▶ Raw records

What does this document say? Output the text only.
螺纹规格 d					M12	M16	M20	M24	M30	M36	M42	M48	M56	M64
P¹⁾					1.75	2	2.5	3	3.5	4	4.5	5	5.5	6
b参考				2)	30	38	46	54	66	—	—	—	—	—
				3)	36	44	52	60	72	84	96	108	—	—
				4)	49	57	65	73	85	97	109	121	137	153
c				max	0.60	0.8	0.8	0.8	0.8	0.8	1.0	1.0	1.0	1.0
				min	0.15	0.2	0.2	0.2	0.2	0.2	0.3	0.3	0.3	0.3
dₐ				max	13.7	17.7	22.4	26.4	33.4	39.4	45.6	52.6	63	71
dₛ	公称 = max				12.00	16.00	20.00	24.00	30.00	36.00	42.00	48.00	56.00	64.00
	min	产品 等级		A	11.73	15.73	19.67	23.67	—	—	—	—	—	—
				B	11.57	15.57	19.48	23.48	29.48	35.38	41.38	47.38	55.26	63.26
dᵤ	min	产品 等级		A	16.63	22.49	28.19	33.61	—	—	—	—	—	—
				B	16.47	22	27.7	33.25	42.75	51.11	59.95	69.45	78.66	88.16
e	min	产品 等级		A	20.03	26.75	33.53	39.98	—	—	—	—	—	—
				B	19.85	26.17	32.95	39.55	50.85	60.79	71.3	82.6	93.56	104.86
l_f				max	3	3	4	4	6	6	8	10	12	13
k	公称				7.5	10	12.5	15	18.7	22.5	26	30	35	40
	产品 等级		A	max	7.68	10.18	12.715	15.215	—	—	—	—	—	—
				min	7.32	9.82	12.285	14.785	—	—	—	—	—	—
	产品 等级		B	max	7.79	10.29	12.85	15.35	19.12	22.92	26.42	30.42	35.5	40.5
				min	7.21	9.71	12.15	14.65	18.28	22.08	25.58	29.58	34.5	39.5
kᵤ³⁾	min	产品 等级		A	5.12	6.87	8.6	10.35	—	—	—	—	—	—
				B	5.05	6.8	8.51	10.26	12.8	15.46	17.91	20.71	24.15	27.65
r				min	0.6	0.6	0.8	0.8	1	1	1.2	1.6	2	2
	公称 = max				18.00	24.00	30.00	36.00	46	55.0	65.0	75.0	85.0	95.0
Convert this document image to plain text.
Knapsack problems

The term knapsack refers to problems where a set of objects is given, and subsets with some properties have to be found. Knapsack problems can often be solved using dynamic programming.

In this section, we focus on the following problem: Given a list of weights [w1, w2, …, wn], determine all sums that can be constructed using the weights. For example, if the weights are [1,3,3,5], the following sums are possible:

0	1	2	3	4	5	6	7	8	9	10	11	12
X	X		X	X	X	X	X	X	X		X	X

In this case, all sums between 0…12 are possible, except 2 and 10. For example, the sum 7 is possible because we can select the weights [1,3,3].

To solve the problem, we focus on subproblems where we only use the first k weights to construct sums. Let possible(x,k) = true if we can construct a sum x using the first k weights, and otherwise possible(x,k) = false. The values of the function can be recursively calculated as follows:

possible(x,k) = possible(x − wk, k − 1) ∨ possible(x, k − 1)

▶ Short problem
Look through the material and copy each line that has "focus".

▶ Reply
In this section, we focus on the following problem: Given a list of weights [w1, w2, …, wn], determine all sums that can be constructed using the weights. For example, if the weights are [1,3,3,5], the following sums are possible:
To solve the problem, we focus on subproblems where we only use the first k weights to construct sums. Let possible(x,k) = true if we can construct a sum x using the first k weights, and otherwise possible(x,k) = false. The values of the function can be recursively calculated as follows:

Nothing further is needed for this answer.